0312 911 83 10
·
av.fatiharas@gmail.com
·
Pzt-Cuma 09:00-18:00
DANIŞMANLIK

Mali Müşavirlerin Sahte Fatura Nedeniyle Sorumlulukları

Mali Müşavirlerin Sahte Fatura Nedeniyle Sorumlulukları

Giriş

Mali müşavirlerin müşterilerinin sahte fatura (naylon fatura) kullanımı ile ilgili ne derece sorumlu bulundukları sürekli tartışılan bir konudur. Uygulamada vergi müfettişleri meslek mensupları hakkında Görüş ve Öneri Raporu (Sorumluluk Raporu) düzenleyerek hem mükellefler için tarhiyat önerilmesini ve hem de bu tarhiyattan dolayı meslek mensuplarının nihai aşamada sorumlu olacaklarını rapora bağlayarak vergi dairelerine göndermektedir.

Mali Müşavirlerin Sahte Fatura Nedeniyle Sorumlulukları

VUK’un mükerrer 227. maddesinde; “beyannameyi imzalayan veya tasdik raporunu düzenleyen meslek mensupları, imzaladıkları beyannamelerde veya düzenledikleri tasdik raporlarında yer alan bilgilerin defter kayıtlarına ve bu kayıtların dayanağını teşkil eden belgelere uygun olmamasından dolayı ortaya çıkan vergi ziyaına bağlı olarak salınacak vergi, ceza, gecikme faizlerinden mükellefle birlikte müştereken ve müteselsilen sorumlu tutulurlar.” hükümlerine yer verilmiştir. 

Mükellefin muhasebe işlerini yürüten mali müşavir hakkında sahte fatura düzenlendiği rapor edilmiş olması, serbest muhasebeci mali müşavirin söz konusu sahte faturaları bilerek beyan ettiği iddiasını tek başına kanıtlamaya yetmez.  Mali müşavirin, sahte faturaların bilinçli bir şekilde düzenlendiğini kanıtlayacak bir araştırma ve inceleme yapılmalıdır. Mali müşavirin, kastını gösterecek herhangi bir kanıt veya belgeye ulaşılmalı ve bu bulgular rapora yansıtılmalıdır.

* Veri Kayıtları
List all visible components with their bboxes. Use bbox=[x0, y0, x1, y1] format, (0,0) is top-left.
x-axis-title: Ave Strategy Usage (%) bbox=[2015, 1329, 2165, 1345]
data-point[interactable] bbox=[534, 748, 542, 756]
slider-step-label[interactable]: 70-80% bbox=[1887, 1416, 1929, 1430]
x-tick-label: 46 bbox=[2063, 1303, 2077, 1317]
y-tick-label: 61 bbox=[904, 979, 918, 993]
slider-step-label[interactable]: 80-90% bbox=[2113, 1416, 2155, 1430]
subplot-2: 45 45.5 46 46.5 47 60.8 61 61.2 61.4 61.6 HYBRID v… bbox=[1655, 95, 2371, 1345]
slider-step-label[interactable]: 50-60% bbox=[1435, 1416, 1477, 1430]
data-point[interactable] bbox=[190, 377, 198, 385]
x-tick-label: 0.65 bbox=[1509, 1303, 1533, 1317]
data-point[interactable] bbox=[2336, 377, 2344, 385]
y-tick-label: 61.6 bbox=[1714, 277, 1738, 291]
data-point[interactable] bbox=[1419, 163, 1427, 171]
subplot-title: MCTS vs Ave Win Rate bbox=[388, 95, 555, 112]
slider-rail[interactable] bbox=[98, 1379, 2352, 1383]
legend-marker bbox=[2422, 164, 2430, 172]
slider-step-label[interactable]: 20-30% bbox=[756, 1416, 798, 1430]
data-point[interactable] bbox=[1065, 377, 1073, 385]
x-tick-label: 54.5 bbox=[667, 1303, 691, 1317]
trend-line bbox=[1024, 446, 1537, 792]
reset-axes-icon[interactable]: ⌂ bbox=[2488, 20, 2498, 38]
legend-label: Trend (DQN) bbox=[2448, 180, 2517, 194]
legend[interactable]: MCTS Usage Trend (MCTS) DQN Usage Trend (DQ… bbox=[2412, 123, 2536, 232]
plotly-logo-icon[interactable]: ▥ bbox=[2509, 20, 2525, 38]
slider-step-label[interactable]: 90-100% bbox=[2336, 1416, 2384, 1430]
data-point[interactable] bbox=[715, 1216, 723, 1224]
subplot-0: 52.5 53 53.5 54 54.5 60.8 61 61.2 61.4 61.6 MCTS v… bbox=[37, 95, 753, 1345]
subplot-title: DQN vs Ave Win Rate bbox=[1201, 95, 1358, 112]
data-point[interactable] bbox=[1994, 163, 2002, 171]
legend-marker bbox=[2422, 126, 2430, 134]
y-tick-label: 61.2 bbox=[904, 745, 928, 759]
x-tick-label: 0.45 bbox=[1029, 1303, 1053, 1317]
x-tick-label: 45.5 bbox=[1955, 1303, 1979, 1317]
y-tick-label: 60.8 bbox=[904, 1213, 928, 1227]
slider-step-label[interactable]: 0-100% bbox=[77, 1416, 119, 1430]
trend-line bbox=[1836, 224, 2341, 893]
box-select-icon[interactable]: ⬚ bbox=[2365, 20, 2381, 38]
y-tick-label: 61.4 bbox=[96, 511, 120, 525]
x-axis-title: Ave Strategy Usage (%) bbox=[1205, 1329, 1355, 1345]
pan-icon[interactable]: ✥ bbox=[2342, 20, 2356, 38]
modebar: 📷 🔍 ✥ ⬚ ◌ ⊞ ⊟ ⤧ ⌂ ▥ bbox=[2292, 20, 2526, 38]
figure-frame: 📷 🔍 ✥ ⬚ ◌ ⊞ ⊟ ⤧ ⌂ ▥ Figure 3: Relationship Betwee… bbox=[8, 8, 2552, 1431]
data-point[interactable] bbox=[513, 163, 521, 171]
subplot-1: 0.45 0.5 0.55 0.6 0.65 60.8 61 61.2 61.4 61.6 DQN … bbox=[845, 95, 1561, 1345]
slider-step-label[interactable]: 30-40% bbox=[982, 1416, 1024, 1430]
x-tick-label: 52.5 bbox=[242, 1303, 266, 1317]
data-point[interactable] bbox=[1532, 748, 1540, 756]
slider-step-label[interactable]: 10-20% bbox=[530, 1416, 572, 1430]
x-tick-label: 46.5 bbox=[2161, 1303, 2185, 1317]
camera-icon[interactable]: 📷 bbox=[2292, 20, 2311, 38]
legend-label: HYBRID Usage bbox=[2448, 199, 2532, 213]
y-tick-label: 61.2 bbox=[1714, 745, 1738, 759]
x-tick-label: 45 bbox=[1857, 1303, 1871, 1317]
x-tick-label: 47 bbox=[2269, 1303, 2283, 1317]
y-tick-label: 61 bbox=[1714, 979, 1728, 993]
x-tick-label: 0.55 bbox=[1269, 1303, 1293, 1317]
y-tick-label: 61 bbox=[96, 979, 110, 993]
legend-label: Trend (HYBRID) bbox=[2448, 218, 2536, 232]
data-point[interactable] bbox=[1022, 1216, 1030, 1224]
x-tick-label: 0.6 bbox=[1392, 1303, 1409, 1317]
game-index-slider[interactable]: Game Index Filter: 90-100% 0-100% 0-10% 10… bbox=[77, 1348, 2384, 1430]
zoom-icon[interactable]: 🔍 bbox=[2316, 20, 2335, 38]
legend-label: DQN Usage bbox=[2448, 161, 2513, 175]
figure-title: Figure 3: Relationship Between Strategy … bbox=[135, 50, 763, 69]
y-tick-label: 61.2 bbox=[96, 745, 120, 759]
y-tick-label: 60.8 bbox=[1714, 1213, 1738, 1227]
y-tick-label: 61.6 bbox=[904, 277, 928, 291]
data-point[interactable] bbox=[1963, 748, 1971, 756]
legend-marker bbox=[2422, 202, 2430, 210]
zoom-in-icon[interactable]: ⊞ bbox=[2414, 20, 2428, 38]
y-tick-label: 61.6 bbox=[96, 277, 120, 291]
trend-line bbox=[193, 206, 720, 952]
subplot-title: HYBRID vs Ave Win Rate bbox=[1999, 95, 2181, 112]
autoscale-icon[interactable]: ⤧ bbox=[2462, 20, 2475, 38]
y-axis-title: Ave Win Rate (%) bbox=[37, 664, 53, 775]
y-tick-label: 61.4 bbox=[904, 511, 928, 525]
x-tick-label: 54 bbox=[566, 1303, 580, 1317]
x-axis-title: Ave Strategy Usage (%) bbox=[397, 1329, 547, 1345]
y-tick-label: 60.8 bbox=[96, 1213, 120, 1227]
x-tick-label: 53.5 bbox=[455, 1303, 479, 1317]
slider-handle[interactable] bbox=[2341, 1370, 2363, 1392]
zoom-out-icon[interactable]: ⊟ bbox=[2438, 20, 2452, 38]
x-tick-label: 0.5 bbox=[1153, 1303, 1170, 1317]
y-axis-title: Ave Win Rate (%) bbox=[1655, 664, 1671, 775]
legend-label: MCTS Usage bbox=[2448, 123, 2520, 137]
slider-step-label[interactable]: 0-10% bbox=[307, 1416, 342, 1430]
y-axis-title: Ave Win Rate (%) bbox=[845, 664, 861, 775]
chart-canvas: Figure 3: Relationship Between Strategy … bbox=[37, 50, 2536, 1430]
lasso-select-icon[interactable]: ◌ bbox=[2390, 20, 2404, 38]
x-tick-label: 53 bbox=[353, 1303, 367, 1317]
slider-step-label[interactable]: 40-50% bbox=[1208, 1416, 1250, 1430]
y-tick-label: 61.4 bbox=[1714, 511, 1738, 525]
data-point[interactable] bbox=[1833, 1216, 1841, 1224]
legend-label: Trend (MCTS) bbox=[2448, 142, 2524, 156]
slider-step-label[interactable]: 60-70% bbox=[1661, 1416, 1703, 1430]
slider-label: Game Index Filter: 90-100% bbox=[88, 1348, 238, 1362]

* * *

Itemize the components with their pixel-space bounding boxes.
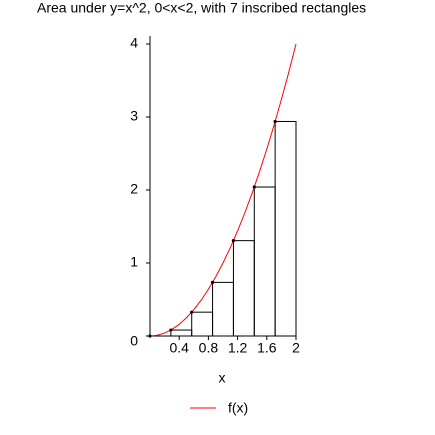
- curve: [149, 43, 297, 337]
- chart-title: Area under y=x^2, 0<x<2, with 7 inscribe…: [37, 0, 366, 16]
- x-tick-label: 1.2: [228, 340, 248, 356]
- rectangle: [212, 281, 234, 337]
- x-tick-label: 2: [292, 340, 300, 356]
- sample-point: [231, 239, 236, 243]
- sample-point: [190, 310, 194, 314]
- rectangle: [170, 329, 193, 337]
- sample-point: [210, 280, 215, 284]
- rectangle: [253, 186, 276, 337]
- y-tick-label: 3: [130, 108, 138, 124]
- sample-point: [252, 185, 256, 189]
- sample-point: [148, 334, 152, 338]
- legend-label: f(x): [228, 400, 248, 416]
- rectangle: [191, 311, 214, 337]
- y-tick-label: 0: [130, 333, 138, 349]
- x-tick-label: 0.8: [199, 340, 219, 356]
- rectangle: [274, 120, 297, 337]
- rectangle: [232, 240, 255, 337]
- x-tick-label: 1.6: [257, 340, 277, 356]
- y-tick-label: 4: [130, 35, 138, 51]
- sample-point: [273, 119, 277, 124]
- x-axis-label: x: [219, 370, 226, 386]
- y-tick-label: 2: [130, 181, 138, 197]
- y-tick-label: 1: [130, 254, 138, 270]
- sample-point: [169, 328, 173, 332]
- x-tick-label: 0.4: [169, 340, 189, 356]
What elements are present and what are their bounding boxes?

* Yapılacak Çalışmalar
- A) Sahte fatura metninde "Mali müşavirlerin müşterilerinin" ifadesinden "vergi dairelerine göndermektedir." ifadesine kadar olan bölümü aynen yazınız.
- B) Sahte fatura metnine dayanarak şu soruları yanıtlayınız:
(i) Vergi müfettişleri meslek mensupları hakkında hangi raporu düzenlemektedir?
(ii) Beyannameyi imzalayan meslek mensuplarının sorumluluğu VUK'un hangi maddesinde yer almaktadır?
(iii) Mali müşavir hakkında sahte fatura düzenlendiğinin rapor edilmiş olması tek başına hangi iddiayı kanıtlamaya yetmez?
Bu materyal başka bir kaynaktan alınmıştır.

* Görev Çözümleri
- A)
Mali müşavirlerin müşterilerinin sahte fatura (naylon fatura) kullanımı ile ilgili ne derece sorumlu bulundukları sürekli tartışılan bir konudur. Uygulamada vergi müfettişleri meslek mensupları hakkında Görüş ve Öneri Raporu (Sorumluluk Raporu) düzenleyerek hem mükellefler için tarhiyat önerilmesini ve hem de bu tarhiyattan dolayı meslek mensuplarının nihai aşamada sorumlu olacaklarını rapora bağlayarak vergi dairelerine göndermektedir.

- B)
(i) Görüş ve Öneri Raporu (Sorumluluk Raporu).
(ii) Mükerrer 227. maddede.
(iii) Serbest muhasebeci mali müşavirin söz konusu sahte faturaları bilerek beyan ettiği iddiasını.